■ Input data ■
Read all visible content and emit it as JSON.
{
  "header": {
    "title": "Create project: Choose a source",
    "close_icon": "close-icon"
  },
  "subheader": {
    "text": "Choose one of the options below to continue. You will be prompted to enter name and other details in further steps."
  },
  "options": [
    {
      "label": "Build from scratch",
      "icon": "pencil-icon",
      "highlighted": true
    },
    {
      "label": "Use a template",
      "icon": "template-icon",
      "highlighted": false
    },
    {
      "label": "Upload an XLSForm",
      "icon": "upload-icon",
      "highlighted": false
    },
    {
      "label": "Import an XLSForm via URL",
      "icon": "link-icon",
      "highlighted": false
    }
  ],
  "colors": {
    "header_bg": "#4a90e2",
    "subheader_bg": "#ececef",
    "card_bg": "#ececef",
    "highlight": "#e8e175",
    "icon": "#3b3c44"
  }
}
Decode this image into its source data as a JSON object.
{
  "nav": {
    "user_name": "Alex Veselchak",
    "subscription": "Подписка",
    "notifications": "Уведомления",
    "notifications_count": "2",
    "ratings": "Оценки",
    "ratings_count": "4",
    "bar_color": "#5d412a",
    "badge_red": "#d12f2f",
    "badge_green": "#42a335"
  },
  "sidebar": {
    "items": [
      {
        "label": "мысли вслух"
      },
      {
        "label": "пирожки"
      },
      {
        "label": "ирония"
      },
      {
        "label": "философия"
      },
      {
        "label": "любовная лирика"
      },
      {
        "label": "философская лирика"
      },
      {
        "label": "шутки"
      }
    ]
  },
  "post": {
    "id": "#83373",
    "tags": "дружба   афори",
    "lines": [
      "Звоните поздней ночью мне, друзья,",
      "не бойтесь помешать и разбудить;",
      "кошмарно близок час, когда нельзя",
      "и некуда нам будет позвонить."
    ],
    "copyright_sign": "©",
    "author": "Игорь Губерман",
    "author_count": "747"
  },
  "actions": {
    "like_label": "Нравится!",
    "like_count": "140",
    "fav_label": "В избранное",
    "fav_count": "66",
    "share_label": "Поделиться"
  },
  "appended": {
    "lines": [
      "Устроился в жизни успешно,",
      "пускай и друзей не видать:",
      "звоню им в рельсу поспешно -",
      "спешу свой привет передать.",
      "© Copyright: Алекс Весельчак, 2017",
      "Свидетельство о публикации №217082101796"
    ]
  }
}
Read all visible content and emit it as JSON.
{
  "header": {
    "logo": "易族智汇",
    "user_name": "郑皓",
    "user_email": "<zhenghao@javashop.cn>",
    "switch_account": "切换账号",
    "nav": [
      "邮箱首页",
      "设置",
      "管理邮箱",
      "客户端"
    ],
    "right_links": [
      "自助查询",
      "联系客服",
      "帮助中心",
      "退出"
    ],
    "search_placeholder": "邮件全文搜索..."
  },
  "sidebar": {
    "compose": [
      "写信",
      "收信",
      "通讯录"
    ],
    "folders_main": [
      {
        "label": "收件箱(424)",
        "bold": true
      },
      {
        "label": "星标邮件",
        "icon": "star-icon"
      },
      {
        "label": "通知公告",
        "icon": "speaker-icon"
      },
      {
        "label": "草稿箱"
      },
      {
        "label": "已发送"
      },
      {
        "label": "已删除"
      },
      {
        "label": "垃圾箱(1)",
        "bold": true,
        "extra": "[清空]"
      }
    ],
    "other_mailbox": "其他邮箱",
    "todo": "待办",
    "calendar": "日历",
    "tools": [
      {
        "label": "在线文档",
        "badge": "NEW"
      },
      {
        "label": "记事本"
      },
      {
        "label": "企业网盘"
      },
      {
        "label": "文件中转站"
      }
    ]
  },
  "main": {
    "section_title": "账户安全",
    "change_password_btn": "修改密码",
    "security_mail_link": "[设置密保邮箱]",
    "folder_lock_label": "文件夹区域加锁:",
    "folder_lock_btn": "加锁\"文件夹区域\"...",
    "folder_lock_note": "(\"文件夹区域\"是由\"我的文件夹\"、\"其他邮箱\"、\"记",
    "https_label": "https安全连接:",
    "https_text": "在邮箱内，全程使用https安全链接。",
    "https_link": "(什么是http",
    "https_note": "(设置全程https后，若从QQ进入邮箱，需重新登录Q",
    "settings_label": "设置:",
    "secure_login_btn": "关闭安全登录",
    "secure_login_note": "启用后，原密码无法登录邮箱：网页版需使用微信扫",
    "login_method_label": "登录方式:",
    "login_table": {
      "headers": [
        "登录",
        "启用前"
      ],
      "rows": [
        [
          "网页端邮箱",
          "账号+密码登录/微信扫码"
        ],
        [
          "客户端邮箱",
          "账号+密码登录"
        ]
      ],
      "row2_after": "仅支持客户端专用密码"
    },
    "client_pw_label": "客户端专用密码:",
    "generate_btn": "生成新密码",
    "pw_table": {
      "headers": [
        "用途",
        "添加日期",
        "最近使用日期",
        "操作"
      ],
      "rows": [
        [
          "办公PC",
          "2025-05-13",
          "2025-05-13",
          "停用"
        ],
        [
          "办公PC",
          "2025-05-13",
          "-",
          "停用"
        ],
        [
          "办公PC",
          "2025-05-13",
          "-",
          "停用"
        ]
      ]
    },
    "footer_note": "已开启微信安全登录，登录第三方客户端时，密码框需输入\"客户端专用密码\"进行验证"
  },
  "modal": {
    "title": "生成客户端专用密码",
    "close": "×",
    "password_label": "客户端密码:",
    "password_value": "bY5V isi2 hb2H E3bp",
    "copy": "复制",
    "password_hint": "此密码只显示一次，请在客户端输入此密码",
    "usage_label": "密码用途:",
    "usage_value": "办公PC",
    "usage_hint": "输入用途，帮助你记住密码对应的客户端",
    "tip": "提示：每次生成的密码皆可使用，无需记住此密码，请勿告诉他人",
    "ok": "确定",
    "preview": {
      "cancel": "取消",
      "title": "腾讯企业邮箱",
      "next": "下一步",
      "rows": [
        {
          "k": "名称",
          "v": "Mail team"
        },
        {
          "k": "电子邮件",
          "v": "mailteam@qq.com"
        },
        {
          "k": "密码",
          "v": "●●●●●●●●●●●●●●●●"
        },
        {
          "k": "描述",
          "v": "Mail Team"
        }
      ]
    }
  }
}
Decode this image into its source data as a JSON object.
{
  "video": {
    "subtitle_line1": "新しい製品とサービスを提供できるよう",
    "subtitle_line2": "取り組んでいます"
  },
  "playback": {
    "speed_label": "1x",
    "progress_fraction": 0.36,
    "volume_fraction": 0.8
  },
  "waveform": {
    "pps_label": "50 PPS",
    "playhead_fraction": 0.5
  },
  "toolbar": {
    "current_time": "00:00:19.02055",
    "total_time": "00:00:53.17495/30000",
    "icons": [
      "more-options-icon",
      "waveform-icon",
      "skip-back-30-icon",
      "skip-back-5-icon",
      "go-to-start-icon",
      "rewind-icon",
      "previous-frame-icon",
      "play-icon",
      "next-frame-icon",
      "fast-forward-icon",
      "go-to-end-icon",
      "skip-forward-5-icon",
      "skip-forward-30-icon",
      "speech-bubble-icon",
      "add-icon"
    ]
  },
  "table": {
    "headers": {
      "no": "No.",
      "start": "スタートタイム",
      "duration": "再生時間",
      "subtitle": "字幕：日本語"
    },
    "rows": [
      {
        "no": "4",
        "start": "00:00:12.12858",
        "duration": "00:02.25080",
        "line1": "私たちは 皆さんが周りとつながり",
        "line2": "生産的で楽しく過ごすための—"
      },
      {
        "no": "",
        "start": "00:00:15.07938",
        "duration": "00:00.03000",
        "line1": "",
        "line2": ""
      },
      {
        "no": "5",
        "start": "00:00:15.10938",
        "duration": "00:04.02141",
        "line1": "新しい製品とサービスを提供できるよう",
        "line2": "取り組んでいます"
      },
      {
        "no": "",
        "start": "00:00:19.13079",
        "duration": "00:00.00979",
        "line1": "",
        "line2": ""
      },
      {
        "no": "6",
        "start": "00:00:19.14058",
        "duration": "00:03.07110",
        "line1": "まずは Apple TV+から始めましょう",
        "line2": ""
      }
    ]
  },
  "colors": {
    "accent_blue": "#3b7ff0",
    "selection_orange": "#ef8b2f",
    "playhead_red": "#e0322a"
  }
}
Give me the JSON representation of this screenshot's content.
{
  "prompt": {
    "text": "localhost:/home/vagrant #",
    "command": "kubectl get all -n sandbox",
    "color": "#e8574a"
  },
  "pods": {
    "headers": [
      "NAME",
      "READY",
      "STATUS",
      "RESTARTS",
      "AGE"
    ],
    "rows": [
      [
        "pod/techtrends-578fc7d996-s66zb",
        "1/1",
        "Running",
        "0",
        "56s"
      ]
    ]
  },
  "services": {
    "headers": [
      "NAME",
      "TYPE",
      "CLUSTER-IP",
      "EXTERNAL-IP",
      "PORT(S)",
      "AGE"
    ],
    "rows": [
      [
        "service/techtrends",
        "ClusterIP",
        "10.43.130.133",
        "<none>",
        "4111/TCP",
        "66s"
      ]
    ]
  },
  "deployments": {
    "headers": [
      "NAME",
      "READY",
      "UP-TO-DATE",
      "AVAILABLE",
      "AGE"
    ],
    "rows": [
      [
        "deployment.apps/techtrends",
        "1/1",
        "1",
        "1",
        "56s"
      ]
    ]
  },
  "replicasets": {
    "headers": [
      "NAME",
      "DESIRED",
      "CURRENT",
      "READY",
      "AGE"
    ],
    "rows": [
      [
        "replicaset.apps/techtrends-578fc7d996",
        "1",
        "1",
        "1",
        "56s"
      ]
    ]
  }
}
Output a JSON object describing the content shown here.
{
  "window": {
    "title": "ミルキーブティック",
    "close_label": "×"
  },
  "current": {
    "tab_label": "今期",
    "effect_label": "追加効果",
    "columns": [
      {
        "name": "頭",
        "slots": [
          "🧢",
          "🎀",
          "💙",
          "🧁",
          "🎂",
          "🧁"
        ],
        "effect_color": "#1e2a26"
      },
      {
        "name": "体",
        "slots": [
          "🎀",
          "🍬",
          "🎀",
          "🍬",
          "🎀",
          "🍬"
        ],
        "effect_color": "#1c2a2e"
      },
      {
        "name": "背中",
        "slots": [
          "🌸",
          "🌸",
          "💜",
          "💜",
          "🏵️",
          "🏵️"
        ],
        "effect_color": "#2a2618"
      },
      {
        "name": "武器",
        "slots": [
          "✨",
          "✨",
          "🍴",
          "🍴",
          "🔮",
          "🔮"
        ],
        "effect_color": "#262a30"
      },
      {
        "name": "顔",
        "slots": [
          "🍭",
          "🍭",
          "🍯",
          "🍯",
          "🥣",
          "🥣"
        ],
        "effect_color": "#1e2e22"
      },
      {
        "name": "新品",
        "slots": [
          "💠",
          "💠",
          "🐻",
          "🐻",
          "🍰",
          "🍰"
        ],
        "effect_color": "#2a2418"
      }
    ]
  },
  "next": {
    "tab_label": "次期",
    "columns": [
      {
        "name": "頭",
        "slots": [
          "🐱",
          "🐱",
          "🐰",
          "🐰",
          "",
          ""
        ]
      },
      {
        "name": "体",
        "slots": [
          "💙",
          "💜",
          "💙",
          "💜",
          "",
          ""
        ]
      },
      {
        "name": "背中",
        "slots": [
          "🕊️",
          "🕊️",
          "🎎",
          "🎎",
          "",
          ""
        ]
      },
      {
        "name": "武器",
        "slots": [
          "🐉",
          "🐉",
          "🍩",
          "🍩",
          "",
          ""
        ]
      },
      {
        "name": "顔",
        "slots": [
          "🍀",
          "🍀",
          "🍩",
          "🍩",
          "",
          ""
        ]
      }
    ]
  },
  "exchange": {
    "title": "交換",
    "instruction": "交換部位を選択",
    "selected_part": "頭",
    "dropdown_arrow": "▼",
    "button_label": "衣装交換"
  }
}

■ Given exercise ■
Copy out every line of the material above that mentions the word "Choose".

■ Written reply ■
    "title": "Create project: Choose a source",
    "text": "Choose one of the options below to continue. You will be prompted to enter name and other details in further steps."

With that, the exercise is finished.